**WHAT IS REQUIRED**
Look for "ylabel" in each line of the entries, and return the matching lines.

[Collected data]
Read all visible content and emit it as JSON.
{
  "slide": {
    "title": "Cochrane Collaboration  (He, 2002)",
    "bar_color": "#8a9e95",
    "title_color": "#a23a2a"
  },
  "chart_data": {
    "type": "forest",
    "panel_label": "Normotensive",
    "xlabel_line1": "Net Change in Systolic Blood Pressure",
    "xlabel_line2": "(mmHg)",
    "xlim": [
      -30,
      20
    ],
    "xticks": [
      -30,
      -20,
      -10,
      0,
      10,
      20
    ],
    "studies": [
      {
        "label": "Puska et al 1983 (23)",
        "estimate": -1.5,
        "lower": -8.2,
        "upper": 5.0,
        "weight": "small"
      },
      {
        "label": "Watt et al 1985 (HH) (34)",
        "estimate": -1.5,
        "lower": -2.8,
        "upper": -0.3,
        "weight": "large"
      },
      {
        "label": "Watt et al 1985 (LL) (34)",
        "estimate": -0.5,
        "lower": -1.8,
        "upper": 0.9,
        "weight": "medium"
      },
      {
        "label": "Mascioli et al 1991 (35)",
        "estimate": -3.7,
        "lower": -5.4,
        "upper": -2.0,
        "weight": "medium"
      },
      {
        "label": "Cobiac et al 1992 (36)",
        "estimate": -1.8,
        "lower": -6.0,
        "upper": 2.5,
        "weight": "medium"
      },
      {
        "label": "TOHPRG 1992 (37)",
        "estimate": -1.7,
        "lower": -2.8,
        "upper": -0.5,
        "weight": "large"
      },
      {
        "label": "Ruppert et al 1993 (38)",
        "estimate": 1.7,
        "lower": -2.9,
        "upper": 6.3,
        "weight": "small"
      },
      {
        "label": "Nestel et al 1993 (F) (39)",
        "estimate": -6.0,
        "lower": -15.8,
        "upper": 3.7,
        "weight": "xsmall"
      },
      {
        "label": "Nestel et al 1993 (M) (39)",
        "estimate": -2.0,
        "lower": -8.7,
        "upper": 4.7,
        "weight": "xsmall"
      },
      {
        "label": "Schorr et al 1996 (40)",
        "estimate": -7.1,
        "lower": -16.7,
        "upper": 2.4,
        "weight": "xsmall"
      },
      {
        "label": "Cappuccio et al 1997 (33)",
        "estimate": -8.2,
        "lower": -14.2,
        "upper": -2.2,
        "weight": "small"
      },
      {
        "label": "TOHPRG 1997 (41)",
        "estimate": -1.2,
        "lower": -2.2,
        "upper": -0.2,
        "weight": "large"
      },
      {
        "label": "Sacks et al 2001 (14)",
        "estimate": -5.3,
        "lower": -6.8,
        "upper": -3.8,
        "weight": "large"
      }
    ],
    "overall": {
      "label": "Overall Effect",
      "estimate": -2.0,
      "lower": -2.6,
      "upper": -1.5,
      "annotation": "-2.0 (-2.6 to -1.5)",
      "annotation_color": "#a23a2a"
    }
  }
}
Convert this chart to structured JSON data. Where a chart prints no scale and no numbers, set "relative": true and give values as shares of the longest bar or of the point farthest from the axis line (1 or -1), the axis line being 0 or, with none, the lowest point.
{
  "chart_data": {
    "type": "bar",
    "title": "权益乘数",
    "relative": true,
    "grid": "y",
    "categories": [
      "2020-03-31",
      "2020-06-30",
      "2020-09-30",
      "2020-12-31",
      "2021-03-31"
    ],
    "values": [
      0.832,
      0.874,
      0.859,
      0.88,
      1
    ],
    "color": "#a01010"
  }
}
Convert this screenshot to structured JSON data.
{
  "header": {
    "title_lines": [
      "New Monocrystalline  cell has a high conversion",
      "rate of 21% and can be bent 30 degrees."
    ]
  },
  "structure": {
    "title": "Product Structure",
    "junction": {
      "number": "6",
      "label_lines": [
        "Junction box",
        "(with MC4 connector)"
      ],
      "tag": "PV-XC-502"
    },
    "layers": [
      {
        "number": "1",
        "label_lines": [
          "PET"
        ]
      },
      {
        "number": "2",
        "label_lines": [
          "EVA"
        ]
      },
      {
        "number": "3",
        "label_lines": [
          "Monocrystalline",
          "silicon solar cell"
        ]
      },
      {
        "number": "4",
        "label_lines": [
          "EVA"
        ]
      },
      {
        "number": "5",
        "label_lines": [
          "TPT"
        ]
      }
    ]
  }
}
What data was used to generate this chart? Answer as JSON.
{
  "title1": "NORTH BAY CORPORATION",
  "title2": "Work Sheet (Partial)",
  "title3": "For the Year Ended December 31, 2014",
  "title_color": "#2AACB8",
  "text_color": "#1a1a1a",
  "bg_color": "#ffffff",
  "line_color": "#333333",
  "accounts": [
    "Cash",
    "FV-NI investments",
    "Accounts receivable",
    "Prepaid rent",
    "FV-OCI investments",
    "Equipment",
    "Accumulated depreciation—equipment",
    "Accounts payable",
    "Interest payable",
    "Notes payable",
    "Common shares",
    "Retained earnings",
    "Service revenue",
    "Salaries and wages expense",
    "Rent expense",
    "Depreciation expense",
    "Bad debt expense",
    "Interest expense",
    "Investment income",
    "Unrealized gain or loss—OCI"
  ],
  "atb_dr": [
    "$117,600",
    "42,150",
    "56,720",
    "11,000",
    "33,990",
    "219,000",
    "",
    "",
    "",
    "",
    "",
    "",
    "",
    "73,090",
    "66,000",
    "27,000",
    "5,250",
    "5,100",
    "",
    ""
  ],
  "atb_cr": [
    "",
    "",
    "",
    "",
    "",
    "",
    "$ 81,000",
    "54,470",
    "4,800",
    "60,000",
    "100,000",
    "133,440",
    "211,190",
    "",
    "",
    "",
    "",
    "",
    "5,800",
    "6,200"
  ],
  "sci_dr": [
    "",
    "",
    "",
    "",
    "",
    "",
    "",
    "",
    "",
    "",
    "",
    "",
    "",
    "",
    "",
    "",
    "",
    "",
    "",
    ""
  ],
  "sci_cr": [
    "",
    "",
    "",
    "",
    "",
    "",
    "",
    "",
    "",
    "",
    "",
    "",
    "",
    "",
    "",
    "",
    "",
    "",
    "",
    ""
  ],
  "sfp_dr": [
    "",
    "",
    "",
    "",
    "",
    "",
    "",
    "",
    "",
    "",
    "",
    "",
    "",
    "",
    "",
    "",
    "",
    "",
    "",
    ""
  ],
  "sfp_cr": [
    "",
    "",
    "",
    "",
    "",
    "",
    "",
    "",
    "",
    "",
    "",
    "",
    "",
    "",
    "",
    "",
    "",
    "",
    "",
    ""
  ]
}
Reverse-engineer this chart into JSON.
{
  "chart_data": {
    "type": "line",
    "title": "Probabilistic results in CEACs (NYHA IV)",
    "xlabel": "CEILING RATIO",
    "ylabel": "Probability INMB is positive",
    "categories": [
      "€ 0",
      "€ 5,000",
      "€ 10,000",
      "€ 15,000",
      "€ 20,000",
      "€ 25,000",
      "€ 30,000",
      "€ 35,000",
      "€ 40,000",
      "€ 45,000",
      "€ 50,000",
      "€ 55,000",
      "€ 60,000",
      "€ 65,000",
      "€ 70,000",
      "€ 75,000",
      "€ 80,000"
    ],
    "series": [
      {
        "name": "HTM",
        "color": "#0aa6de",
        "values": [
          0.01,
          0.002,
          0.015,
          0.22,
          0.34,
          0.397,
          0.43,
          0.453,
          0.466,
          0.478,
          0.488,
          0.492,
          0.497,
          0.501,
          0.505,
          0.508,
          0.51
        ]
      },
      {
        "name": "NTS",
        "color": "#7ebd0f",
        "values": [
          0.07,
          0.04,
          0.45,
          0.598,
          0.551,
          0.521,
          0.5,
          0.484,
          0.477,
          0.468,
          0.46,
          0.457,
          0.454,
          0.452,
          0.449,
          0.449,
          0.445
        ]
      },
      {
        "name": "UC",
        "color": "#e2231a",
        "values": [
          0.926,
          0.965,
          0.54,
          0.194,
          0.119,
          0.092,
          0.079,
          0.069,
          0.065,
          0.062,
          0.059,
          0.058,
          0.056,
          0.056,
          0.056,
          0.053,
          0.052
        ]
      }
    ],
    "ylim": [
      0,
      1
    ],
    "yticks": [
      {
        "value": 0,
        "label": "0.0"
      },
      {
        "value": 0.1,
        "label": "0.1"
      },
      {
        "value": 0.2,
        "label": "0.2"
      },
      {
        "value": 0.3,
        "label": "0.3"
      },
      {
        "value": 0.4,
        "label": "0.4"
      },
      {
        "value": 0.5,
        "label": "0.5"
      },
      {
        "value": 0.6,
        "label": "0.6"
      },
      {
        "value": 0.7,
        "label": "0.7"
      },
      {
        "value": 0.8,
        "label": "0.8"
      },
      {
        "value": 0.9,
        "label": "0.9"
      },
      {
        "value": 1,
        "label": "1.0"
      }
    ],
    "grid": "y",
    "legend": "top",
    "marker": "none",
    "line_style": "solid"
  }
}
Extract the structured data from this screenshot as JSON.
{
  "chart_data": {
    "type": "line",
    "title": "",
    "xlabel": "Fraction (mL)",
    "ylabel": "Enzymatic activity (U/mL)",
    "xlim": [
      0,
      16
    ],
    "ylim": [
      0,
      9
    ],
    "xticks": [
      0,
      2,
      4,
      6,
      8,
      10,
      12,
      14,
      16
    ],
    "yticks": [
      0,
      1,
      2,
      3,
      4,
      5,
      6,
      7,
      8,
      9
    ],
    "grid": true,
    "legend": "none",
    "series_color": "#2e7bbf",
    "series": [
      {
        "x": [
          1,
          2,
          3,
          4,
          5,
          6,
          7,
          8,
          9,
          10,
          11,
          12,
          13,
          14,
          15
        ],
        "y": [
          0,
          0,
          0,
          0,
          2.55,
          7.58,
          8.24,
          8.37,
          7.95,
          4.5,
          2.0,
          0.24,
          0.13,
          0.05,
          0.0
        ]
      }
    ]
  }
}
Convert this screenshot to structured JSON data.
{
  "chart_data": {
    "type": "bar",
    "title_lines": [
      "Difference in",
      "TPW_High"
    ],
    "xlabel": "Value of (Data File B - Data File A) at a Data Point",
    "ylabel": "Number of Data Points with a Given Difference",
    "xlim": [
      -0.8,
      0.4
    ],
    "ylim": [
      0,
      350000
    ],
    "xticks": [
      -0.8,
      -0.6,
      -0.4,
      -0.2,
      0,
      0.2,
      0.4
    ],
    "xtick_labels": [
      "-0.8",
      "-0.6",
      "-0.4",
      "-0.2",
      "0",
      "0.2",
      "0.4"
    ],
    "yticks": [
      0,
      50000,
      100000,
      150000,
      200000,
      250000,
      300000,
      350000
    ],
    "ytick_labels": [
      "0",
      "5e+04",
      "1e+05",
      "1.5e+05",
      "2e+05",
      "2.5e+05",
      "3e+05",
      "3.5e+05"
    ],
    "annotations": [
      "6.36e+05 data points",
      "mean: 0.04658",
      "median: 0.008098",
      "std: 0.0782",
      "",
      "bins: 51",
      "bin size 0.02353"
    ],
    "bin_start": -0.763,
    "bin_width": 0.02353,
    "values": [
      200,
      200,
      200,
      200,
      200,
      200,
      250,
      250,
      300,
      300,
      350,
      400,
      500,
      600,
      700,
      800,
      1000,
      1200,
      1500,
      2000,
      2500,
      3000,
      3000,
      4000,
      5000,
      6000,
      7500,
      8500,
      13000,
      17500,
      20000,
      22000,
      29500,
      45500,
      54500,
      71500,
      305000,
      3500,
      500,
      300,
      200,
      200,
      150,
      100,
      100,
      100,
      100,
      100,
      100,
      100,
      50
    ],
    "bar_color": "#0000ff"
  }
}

**RESULT FOR THIS EXERCISE**
    "ylabel": "Probability INMB is positive",
    "ylabel": "Enzymatic activity (U/mL)",
    "ylabel": "Number of Data Points with a Given Difference",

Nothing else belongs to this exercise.